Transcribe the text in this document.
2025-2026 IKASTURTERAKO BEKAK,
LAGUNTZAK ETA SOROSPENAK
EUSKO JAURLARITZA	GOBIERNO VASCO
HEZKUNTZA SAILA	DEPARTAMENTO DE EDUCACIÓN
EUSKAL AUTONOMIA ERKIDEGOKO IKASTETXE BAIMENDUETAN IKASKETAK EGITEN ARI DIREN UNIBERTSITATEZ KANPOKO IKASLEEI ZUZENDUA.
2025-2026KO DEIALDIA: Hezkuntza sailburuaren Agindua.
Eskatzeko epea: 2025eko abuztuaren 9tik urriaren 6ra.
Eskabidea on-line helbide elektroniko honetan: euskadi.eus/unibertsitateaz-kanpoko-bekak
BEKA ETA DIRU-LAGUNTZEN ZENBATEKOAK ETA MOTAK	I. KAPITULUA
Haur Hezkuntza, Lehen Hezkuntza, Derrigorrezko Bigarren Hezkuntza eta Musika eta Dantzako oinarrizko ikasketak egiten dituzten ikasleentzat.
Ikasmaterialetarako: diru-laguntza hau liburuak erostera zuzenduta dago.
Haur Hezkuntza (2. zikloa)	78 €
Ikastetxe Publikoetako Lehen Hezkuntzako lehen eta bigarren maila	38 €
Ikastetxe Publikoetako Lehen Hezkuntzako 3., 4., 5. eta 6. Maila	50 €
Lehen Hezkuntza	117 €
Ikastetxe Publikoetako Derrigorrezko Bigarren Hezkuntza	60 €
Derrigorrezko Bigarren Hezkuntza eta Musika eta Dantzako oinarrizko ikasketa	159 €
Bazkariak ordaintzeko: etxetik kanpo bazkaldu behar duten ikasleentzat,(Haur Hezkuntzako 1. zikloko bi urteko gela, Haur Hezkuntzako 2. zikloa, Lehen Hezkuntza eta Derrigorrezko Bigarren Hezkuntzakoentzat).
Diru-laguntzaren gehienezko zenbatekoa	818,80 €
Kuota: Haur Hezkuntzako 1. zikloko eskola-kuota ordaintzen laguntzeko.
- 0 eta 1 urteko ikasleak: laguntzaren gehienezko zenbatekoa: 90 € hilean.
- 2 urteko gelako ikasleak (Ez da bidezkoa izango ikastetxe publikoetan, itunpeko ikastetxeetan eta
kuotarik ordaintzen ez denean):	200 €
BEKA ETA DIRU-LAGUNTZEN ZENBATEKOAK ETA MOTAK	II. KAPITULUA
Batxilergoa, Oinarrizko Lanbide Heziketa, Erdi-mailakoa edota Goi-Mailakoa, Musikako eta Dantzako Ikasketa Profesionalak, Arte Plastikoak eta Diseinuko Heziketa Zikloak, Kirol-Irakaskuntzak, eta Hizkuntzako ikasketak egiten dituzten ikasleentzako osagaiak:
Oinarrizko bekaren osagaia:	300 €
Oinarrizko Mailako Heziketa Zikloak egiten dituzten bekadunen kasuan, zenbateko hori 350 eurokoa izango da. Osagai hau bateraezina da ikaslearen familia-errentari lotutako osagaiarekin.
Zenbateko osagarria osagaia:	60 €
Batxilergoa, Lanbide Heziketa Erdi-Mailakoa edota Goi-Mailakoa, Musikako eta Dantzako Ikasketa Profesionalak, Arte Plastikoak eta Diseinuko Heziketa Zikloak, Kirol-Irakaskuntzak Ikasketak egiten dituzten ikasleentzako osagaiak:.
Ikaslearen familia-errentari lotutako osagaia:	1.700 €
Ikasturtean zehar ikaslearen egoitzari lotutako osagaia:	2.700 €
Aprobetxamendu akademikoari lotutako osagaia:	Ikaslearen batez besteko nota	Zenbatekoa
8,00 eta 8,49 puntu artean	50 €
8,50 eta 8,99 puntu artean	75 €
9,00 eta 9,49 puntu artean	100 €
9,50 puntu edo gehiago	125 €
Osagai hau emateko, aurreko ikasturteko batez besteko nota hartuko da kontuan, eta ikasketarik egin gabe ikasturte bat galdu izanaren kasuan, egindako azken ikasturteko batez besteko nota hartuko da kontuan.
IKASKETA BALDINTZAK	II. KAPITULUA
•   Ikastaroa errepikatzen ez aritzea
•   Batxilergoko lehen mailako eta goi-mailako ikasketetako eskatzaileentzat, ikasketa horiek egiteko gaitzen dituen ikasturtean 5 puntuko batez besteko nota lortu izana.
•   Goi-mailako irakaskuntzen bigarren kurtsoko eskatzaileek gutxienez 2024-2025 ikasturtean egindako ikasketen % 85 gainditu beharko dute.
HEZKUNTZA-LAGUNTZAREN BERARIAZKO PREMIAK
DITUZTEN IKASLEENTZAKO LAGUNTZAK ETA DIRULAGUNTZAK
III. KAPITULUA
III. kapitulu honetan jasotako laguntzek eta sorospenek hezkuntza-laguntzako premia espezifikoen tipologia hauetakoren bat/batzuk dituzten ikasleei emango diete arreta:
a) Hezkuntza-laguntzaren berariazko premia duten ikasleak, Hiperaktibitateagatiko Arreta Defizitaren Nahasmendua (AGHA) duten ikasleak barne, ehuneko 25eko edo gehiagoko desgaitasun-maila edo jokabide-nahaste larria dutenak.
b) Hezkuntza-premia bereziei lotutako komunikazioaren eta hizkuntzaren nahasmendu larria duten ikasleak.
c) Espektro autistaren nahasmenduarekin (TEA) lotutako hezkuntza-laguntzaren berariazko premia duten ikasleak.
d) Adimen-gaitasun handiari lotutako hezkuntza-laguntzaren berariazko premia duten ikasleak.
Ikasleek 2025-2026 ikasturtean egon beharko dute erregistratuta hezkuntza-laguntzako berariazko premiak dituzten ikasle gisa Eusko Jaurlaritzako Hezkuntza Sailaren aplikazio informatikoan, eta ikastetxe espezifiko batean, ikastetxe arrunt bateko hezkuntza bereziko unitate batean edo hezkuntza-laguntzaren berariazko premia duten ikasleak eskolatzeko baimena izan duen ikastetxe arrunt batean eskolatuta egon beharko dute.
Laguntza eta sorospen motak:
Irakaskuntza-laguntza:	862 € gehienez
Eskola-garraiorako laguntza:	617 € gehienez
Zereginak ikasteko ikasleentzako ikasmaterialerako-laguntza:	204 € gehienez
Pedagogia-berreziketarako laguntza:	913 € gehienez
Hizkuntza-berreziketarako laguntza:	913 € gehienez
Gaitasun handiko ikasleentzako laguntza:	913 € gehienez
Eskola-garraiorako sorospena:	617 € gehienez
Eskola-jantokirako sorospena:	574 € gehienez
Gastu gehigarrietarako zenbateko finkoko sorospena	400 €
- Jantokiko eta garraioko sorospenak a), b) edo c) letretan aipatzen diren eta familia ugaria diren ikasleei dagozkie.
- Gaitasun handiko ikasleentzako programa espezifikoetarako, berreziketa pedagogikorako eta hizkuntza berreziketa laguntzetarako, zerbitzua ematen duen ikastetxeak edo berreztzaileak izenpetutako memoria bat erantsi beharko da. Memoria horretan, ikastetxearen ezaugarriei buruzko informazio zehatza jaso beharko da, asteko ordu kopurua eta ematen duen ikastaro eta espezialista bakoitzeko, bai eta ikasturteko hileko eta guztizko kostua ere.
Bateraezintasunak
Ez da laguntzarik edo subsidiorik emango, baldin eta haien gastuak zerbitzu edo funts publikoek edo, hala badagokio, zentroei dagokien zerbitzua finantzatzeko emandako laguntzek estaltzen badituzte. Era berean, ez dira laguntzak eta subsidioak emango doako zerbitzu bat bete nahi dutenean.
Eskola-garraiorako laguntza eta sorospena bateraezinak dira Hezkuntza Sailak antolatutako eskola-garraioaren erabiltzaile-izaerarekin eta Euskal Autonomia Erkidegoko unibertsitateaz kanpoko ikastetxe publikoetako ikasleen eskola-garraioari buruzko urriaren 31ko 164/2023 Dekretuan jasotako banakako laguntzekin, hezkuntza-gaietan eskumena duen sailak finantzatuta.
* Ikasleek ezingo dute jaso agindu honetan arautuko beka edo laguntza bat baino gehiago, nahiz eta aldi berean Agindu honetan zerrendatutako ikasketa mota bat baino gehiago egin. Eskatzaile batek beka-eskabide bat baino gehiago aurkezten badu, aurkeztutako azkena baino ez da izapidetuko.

################

Scan the records above and report how many lines include the word "besteko", without any other text.

3